* The exercise: Extract each line containing the string "Development".
>> start
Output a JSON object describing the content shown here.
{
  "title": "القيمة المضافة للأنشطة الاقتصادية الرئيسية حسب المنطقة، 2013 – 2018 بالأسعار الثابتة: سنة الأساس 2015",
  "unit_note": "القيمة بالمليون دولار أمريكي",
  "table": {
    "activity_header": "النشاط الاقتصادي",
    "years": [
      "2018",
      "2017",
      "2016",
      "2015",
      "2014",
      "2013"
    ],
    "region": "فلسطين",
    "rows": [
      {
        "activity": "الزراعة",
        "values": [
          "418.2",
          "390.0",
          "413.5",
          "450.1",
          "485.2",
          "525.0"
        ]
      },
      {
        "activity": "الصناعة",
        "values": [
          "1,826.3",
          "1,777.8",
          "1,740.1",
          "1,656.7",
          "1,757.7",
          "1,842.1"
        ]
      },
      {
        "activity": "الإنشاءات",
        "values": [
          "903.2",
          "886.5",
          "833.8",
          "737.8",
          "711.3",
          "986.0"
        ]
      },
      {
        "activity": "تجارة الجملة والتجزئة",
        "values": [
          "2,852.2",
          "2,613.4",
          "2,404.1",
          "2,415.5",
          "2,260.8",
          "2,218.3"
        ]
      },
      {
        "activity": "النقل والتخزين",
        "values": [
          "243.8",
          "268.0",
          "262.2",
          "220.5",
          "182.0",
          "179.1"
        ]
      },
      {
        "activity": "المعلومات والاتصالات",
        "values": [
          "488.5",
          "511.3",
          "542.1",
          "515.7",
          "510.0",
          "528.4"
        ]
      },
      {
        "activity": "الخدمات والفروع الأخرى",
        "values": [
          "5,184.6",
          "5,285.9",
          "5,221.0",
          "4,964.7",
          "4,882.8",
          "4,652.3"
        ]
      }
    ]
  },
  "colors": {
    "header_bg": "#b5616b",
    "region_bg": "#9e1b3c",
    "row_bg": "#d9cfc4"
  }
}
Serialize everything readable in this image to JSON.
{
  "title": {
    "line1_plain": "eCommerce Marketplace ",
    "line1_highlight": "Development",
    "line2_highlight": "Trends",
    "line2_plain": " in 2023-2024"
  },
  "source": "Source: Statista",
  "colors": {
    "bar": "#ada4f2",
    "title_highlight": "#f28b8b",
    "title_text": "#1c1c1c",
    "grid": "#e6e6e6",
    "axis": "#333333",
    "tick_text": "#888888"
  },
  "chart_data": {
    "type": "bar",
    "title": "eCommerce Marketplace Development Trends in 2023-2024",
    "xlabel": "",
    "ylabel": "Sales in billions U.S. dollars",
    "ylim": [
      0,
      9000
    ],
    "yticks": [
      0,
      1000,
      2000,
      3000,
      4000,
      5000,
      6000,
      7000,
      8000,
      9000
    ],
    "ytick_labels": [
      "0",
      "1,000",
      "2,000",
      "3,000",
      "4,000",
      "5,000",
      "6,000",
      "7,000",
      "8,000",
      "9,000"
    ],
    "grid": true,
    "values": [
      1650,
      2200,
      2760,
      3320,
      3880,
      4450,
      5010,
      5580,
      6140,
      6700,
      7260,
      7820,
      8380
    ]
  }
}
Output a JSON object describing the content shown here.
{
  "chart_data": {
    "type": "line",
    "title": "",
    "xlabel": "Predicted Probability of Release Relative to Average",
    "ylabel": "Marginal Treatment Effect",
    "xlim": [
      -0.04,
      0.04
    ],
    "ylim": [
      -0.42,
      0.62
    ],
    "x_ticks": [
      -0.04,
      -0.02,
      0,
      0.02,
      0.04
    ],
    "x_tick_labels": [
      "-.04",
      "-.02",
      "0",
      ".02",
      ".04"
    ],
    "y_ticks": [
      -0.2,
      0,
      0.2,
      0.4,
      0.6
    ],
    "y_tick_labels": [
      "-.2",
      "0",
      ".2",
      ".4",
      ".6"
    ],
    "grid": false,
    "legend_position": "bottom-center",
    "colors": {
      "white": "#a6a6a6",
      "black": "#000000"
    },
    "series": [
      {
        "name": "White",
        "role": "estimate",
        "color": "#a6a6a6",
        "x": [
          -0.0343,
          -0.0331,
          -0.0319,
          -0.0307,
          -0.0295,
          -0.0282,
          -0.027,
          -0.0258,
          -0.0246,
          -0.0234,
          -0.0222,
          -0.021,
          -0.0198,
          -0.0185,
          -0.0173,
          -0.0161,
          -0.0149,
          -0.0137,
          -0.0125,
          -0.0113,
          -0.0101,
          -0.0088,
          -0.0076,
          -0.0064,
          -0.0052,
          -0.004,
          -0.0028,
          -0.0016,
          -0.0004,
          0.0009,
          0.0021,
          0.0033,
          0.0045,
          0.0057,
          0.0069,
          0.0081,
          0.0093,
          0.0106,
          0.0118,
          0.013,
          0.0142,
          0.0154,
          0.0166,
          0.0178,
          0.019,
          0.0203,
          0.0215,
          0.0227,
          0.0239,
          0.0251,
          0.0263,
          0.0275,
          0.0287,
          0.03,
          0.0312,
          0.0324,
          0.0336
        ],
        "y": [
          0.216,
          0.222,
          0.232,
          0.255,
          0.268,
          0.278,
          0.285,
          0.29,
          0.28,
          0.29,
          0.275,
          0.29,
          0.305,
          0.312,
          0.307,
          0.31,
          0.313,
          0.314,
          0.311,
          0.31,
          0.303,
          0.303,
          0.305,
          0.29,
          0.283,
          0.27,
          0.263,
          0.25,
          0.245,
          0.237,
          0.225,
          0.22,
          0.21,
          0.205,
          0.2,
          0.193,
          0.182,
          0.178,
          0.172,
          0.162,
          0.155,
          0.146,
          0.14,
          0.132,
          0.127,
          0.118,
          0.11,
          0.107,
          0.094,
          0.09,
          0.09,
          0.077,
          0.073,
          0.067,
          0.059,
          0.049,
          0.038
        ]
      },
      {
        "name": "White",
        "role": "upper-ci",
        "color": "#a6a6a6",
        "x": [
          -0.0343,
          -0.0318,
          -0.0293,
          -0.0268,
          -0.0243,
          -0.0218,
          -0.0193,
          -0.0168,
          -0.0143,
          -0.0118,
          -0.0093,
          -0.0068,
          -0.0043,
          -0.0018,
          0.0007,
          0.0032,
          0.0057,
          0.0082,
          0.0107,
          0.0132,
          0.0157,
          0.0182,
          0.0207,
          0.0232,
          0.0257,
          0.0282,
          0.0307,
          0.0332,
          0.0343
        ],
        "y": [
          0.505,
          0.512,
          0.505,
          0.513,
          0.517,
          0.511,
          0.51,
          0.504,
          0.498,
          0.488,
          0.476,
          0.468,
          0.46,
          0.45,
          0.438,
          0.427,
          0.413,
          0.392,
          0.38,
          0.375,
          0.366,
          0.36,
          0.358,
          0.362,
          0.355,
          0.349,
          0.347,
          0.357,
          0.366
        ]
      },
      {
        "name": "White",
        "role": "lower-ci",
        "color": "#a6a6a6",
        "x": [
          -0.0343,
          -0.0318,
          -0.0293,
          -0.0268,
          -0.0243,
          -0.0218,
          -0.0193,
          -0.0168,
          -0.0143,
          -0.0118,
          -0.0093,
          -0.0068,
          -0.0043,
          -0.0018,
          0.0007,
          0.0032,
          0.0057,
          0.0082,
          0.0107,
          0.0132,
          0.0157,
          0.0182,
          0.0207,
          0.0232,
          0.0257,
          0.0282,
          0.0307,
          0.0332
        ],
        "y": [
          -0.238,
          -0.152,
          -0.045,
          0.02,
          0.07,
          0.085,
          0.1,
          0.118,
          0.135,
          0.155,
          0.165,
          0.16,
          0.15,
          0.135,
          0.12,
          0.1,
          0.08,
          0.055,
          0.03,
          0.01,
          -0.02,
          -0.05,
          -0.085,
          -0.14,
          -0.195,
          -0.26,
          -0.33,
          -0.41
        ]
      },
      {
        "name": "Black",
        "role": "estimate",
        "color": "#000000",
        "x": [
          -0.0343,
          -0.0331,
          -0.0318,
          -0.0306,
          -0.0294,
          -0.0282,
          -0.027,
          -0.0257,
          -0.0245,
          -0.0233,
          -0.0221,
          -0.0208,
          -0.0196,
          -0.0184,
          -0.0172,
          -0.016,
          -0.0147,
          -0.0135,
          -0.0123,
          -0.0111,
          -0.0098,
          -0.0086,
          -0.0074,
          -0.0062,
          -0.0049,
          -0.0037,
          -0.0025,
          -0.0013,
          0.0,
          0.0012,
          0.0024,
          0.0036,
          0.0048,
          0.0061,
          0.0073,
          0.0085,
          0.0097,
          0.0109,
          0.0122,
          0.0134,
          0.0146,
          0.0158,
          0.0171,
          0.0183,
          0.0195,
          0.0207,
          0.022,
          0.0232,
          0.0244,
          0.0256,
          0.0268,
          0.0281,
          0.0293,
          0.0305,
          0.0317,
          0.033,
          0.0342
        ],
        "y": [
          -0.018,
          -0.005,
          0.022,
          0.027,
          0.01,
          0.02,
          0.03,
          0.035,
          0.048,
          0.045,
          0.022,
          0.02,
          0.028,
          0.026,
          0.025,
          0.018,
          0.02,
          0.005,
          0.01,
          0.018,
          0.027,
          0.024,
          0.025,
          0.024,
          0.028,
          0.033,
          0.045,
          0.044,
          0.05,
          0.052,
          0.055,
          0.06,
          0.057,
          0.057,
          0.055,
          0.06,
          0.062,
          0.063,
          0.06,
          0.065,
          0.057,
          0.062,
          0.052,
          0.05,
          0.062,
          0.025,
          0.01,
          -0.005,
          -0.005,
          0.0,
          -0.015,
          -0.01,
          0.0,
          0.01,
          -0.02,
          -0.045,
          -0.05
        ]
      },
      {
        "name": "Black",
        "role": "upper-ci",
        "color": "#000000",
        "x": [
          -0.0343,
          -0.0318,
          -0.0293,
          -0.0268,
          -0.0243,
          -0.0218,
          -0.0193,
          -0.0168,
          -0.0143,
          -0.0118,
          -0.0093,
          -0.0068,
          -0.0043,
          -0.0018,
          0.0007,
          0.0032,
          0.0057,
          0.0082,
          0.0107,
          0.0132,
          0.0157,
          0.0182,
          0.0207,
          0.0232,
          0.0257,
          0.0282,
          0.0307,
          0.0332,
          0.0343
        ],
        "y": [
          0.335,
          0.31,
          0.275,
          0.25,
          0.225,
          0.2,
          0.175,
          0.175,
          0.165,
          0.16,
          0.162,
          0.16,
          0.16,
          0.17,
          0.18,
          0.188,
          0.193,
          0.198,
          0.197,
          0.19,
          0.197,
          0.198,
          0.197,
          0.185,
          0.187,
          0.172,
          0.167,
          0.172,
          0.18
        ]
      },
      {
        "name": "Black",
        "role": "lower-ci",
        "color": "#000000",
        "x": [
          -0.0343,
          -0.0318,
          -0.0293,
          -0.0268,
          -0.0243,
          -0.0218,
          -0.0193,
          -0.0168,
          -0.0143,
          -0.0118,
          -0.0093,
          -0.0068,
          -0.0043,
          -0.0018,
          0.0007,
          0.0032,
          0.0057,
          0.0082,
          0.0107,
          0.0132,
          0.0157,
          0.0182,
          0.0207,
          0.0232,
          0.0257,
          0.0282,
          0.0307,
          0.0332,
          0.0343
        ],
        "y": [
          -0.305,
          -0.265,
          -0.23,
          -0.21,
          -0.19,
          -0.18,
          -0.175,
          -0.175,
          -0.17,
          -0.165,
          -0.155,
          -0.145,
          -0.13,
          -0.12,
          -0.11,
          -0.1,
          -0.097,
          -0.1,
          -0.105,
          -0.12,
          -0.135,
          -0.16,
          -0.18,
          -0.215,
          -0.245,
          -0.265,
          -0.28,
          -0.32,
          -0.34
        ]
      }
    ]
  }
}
>> end
>> start
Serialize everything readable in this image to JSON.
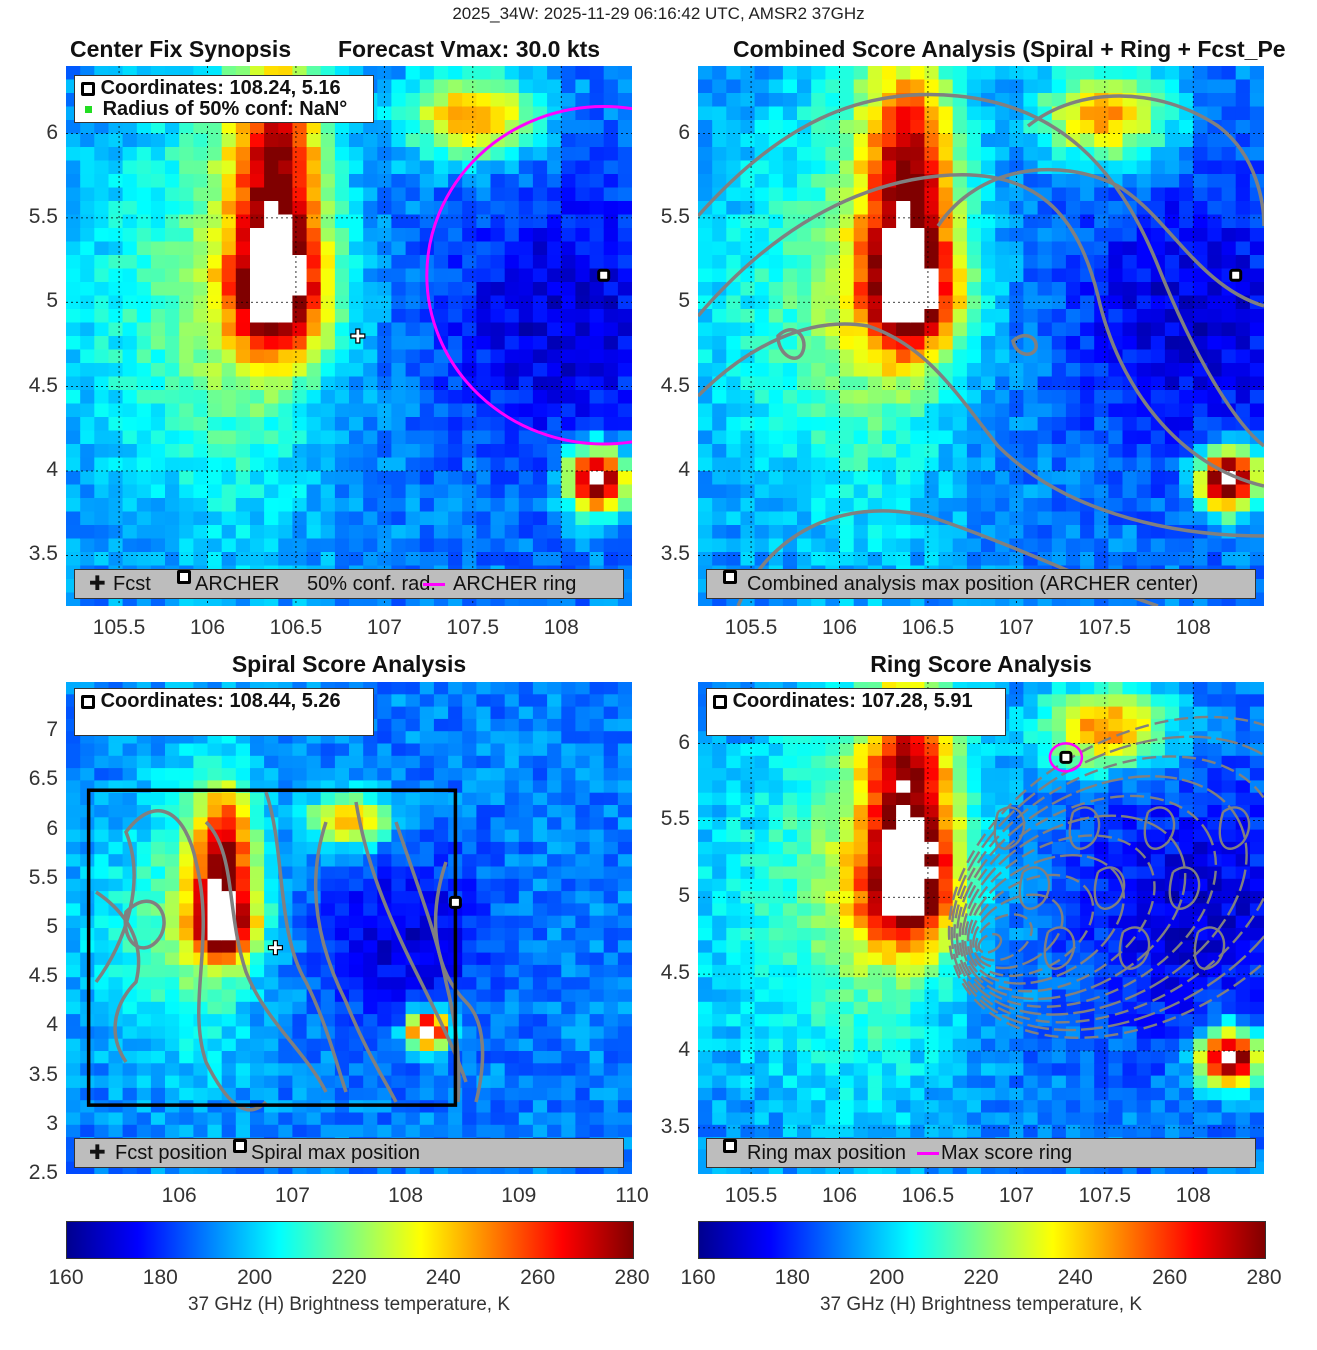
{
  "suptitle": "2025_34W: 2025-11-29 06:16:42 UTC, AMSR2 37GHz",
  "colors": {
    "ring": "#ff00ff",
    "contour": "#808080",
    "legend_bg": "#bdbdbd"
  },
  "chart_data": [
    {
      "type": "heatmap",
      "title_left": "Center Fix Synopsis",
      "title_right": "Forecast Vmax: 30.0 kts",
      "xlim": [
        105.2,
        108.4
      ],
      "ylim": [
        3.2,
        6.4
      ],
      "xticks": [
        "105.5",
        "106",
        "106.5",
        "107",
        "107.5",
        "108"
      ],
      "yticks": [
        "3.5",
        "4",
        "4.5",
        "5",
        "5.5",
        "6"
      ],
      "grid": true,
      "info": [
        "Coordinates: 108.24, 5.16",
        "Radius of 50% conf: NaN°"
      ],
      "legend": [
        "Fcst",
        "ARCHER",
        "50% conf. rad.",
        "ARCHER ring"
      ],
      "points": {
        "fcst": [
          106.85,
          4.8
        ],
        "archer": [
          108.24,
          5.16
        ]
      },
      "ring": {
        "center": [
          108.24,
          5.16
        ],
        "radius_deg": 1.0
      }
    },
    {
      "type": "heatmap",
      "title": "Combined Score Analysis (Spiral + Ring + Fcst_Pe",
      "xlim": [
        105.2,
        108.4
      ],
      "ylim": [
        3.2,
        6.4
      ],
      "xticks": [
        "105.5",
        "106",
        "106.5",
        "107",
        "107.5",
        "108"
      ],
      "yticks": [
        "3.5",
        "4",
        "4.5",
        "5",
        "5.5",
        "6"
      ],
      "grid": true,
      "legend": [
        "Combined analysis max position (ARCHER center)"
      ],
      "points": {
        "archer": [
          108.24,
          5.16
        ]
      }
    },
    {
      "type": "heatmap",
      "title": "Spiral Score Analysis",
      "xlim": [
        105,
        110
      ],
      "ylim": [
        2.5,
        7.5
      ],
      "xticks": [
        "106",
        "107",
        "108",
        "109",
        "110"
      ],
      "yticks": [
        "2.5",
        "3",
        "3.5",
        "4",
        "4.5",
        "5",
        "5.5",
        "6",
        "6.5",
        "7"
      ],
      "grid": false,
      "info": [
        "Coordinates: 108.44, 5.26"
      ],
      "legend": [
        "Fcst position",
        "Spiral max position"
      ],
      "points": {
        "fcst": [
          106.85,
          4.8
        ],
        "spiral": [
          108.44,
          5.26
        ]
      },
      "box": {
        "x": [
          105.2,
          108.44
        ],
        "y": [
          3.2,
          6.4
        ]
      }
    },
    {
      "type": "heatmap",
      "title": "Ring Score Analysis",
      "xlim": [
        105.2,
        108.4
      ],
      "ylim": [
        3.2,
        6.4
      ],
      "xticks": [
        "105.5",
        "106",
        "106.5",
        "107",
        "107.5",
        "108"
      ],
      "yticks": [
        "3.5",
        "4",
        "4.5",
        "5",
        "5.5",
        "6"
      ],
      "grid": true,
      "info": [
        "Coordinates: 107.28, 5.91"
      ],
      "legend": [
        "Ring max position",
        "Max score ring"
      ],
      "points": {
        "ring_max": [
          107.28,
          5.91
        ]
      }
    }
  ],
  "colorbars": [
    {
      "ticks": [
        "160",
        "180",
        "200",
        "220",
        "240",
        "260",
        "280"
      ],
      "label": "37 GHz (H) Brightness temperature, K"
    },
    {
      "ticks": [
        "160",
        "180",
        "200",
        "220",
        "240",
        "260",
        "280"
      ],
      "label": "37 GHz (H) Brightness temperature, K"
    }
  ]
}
>> end
* Completed task:
    "line1_highlight": "Development",
    "title": "eCommerce Marketplace Development Trends in 2023-2024",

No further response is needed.